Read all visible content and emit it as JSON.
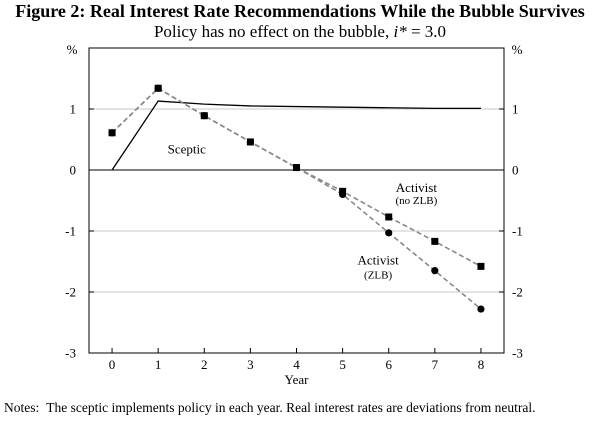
{
  "title": "Figure 2: Real Interest Rate Recommendations While the Bubble Survives",
  "subtitle_prefix": "Policy has no effect on the bubble, ",
  "subtitle_var": "i*",
  "subtitle_suffix": " = 3.0",
  "notes_label": "Notes:",
  "notes_text": "The sceptic implements policy in each year. Real interest rates are deviations from neutral.",
  "chart_data": {
    "type": "line",
    "title": "Figure 2: Real Interest Rate Recommendations While the Bubble Survives",
    "subtitle": "Policy has no effect on the bubble, i* = 3.0",
    "xlabel": "Year",
    "ylabel_left": "%",
    "ylabel_right": "%",
    "xlim": [
      -0.5,
      8.5
    ],
    "ylim": [
      -3,
      2
    ],
    "x_ticks": [
      0,
      1,
      2,
      3,
      4,
      5,
      6,
      7,
      8
    ],
    "y_ticks": [
      -3,
      -2,
      -1,
      0,
      1
    ],
    "grid": "horizontal",
    "series": [
      {
        "name": "Sceptic",
        "style": "solid",
        "marker": "none",
        "color": "#000000",
        "x": [
          0,
          1,
          2,
          3,
          4,
          5,
          6,
          7,
          8
        ],
        "values": [
          0,
          1.13,
          1.08,
          1.05,
          1.04,
          1.03,
          1.02,
          1.01,
          1.01
        ]
      },
      {
        "name": "Activist (no ZLB)",
        "label_lines": [
          "Activist",
          "(no ZLB)"
        ],
        "style": "dashed",
        "marker": "square",
        "color": "#888888",
        "x": [
          0,
          1,
          2,
          3,
          4,
          5,
          6,
          7,
          8
        ],
        "values": [
          0.61,
          1.34,
          0.89,
          0.46,
          0.04,
          -0.35,
          -0.77,
          -1.17,
          -1.58
        ]
      },
      {
        "name": "Activist (ZLB)",
        "label_lines": [
          "Activist",
          "(ZLB)"
        ],
        "style": "dashed",
        "marker": "circle",
        "color": "#888888",
        "x": [
          0,
          1,
          2,
          3,
          4,
          5,
          6,
          7,
          8
        ],
        "values": [
          0.61,
          1.34,
          0.89,
          0.46,
          0.04,
          -0.4,
          -1.03,
          -1.65,
          -2.28
        ]
      }
    ]
  }
}
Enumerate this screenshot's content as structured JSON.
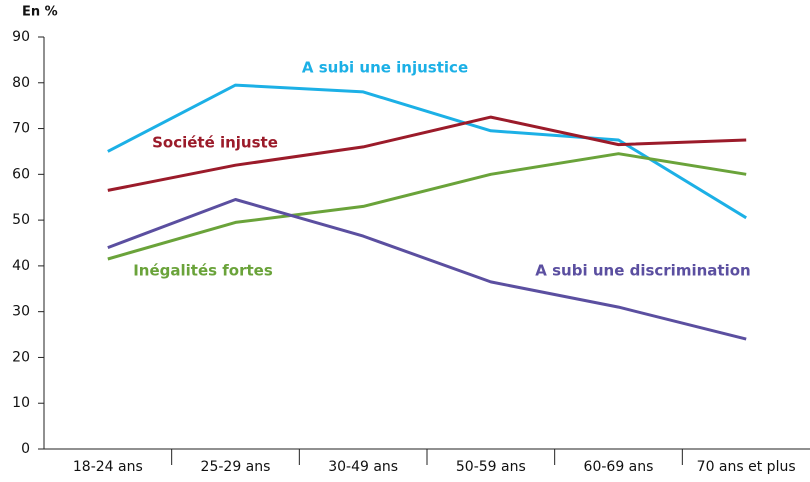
{
  "chart_data": {
    "type": "line",
    "y_axis_label": "En %",
    "categories": [
      "18-24 ans",
      "25-29 ans",
      "30-49 ans",
      "50-59 ans",
      "60-69 ans",
      "70 ans et plus"
    ],
    "ylim": [
      0,
      90
    ],
    "yticks": [
      0,
      10,
      20,
      30,
      40,
      50,
      60,
      70,
      80,
      90
    ],
    "grid": false,
    "series": [
      {
        "name": "A subi une injustice",
        "color": "#1cb0e6",
        "values": [
          65,
          79.5,
          78,
          69.5,
          67.5,
          50.5
        ]
      },
      {
        "name": "Société injuste",
        "color": "#9b1b2a",
        "values": [
          56.5,
          62,
          66,
          72.5,
          66.5,
          67.5
        ]
      },
      {
        "name": "Inégalités fortes",
        "color": "#6aa33a",
        "values": [
          41.5,
          49.5,
          53,
          60,
          64.5,
          60
        ]
      },
      {
        "name": "A subi une discrimination",
        "color": "#5b4fa0",
        "values": [
          44,
          54.5,
          46.5,
          36.5,
          31,
          24
        ]
      }
    ]
  }
}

+ + + +

▶ _Exercise requirements_: Every record above should come back exactly, but without its pictures.

▶ _Exercise output_:
Read all visible content and emit it as JSON.
{
  "title": "Figure 2: Real Interest Rate Recommendations While the Bubble Survives",
  "subtitle_prefix": "Policy has no effect on the bubble, ",
  "subtitle_var": "i*",
  "subtitle_suffix": " = 3.0",
  "notes_label": "Notes:",
  "notes_text": "The sceptic implements policy in each year. Real interest rates are deviations from neutral.",
  "chart_data": {
    "type": "line",
    "title": "Figure 2: Real Interest Rate Recommendations While the Bubble Survives",
    "subtitle": "Policy has no effect on the bubble, i* = 3.0",
    "xlabel": "Year",
    "ylabel_left": "%",
    "ylabel_right": "%",
    "xlim": [
      -0.5,
      8.5
    ],
    "ylim": [
      -3,
      2
    ],
    "x_ticks": [
      0,
      1,
      2,
      3,
      4,
      5,
      6,
      7,
      8
    ],
    "y_ticks": [
      -3,
      -2,
      -1,
      0,
      1
    ],
    "grid": "horizontal",
    "series": [
      {
        "name": "Sceptic",
        "style": "solid",
        "marker": "none",
        "color": "#000000",
        "x": [
          0,
          1,
          2,
          3,
          4,
          5,
          6,
          7,
          8
        ],
        "values": [
          0,
          1.13,
          1.08,
          1.05,
          1.04,
          1.03,
          1.02,
          1.01,
          1.01
        ]
      },
      {
        "name": "Activist (no ZLB)",
        "label_lines": [
          "Activist",
          "(no ZLB)"
        ],
        "style": "dashed",
        "marker": "square",
        "color": "#888888",
        "x": [
          0,
          1,
          2,
          3,
          4,
          5,
          6,
          7,
          8
        ],
        "values": [
          0.61,
          1.34,
          0.89,
          0.46,
          0.04,
          -0.35,
          -0.77,
          -1.17,
          -1.58
        ]
      },
      {
        "name": "Activist (ZLB)",
        "label_lines": [
          "Activist",
          "(ZLB)"
        ],
        "style": "dashed",
        "marker": "circle",
        "color": "#888888",
        "x": [
          0,
          1,
          2,
          3,
          4,
          5,
          6,
          7,
          8
        ],
        "values": [
          0.61,
          1.34,
          0.89,
          0.46,
          0.04,
          -0.4,
          -1.03,
          -1.65,
          -2.28
        ]
      }
    ]
  }
}
Enumerate this screenshot's content as structured JSON.
{
  "chart_data": {
    "type": "line",
    "y_axis_label": "En %",
    "categories": [
      "18-24 ans",
      "25-29 ans",
      "30-49 ans",
      "50-59 ans",
      "60-69 ans",
      "70 ans et plus"
    ],
    "ylim": [
      0,
      90
    ],
    "yticks": [
      0,
      10,
      20,
      30,
      40,
      50,
      60,
      70,
      80,
      90
    ],
    "grid": false,
    "series": [
      {
        "name": "A subi une injustice",
        "color": "#1cb0e6",
        "values": [
          65,
          79.5,
          78,
          69.5,
          67.5,
          50.5
        ]
      },
      {
        "name": "Société injuste",
        "color": "#9b1b2a",
        "values": [
          56.5,
          62,
          66,
          72.5,
          66.5,
          67.5
        ]
      },
      {
        "name": "Inégalités fortes",
        "color": "#6aa33a",
        "values": [
          41.5,
          49.5,
          53,
          60,
          64.5,
          60
        ]
      },
      {
        "name": "A subi une discrimination",
        "color": "#5b4fa0",
        "values": [
          44,
          54.5,
          46.5,
          36.5,
          31,
          24
        ]
      }
    ]
  }
}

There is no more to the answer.